[Data extracted from a collection]
───

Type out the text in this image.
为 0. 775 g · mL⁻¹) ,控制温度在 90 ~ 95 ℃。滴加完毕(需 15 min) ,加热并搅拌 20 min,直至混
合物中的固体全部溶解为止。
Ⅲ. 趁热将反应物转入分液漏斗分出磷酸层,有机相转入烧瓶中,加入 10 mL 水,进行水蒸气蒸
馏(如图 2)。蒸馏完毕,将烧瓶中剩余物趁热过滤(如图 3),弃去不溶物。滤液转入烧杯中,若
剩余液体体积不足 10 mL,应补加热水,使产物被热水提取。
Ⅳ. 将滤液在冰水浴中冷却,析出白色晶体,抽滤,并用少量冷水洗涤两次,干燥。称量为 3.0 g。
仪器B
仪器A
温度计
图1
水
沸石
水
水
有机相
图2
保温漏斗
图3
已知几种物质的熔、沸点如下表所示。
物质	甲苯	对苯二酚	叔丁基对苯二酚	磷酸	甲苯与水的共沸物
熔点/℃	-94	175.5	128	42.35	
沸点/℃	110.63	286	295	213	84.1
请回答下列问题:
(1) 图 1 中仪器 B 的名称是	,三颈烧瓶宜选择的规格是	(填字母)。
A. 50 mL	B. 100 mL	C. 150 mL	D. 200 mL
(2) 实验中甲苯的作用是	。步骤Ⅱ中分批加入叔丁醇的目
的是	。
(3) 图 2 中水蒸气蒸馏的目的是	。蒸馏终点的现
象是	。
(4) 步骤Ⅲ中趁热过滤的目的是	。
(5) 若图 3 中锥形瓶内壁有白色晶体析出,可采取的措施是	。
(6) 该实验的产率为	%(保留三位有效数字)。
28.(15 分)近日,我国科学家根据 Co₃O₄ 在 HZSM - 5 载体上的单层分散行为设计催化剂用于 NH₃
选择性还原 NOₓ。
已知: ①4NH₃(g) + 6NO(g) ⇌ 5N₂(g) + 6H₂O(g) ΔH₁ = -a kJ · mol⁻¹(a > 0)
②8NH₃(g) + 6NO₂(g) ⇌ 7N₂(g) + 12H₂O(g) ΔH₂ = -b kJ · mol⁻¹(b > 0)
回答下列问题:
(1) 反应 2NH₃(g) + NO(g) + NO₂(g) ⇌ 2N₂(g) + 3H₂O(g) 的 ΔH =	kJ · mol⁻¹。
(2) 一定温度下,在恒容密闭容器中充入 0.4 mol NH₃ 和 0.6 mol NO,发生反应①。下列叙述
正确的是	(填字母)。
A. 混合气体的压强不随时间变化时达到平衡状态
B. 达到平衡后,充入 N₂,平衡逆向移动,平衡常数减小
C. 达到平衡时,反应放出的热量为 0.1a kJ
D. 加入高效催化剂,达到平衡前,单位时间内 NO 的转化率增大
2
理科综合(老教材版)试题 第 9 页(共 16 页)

───

* _TASK DETAILS_:
Copy every line verbatim.

* _REPLY TO THE EXERCISE_:
Type out the text in this image.
为 0. 775 g · mL⁻¹) ,控制温度在 90 ~ 95 ℃。滴加完毕(需 15 min) ,加热并搅拌 20 min,直至混
合物中的固体全部溶解为止。
Ⅲ. 趁热将反应物转入分液漏斗分出磷酸层,有机相转入烧瓶中,加入 10 mL 水,进行水蒸气蒸
馏(如图 2)。蒸馏完毕,将烧瓶中剩余物趁热过滤(如图 3),弃去不溶物。滤液转入烧杯中,若
剩余液体体积不足 10 mL,应补加热水,使产物被热水提取。
Ⅳ. 将滤液在冰水浴中冷却,析出白色晶体,抽滤,并用少量冷水洗涤两次,干燥。称量为 3.0 g。
仪器B
仪器A
温度计
图1
水
沸石
水
水
有机相
图2
保温漏斗
图3
已知几种物质的熔、沸点如下表所示。
物质	甲苯	对苯二酚	叔丁基对苯二酚	磷酸	甲苯与水的共沸物
熔点/℃	-94	175.5	128	42.35	
沸点/℃	110.63	286	295	213	84.1
请回答下列问题:
(1) 图 1 中仪器 B 的名称是	,三颈烧瓶宜选择的规格是	(填字母)。
A. 50 mL	B. 100 mL	C. 150 mL	D. 200 mL
(2) 实验中甲苯的作用是	。步骤Ⅱ中分批加入叔丁醇的目
的是	。
(3) 图 2 中水蒸气蒸馏的目的是	。蒸馏终点的现
象是	。
(4) 步骤Ⅲ中趁热过滤的目的是	。
(5) 若图 3 中锥形瓶内壁有白色晶体析出,可采取的措施是	。
(6) 该实验的产率为	%(保留三位有效数字)。
28.(15 分)近日,我国科学家根据 Co₃O₄ 在 HZSM - 5 载体上的单层分散行为设计催化剂用于 NH₃
选择性还原 NOₓ。
已知: ①4NH₃(g) + 6NO(g) ⇌ 5N₂(g) + 6H₂O(g) ΔH₁ = -a kJ · mol⁻¹(a > 0)
②8NH₃(g) + 6NO₂(g) ⇌ 7N₂(g) + 12H₂O(g) ΔH₂ = -b kJ · mol⁻¹(b > 0)
回答下列问题:
(1) 反应 2NH₃(g) + NO(g) + NO₂(g) ⇌ 2N₂(g) + 3H₂O(g) 的 ΔH =	kJ · mol⁻¹。
(2) 一定温度下,在恒容密闭容器中充入 0.4 mol NH₃ 和 0.6 mol NO,发生反应①。下列叙述
正确的是	(填字母)。
A. 混合气体的压强不随时间变化时达到平衡状态
B. 达到平衡后,充入 N₂,平衡逆向移动,平衡常数减小
C. 达到平衡时,反应放出的热量为 0.1a kJ
D. 加入高效催化剂,达到平衡前,单位时间内 NO 的转化率增大
2
理科综合(老教材版)试题 第 9 页(共 16 页)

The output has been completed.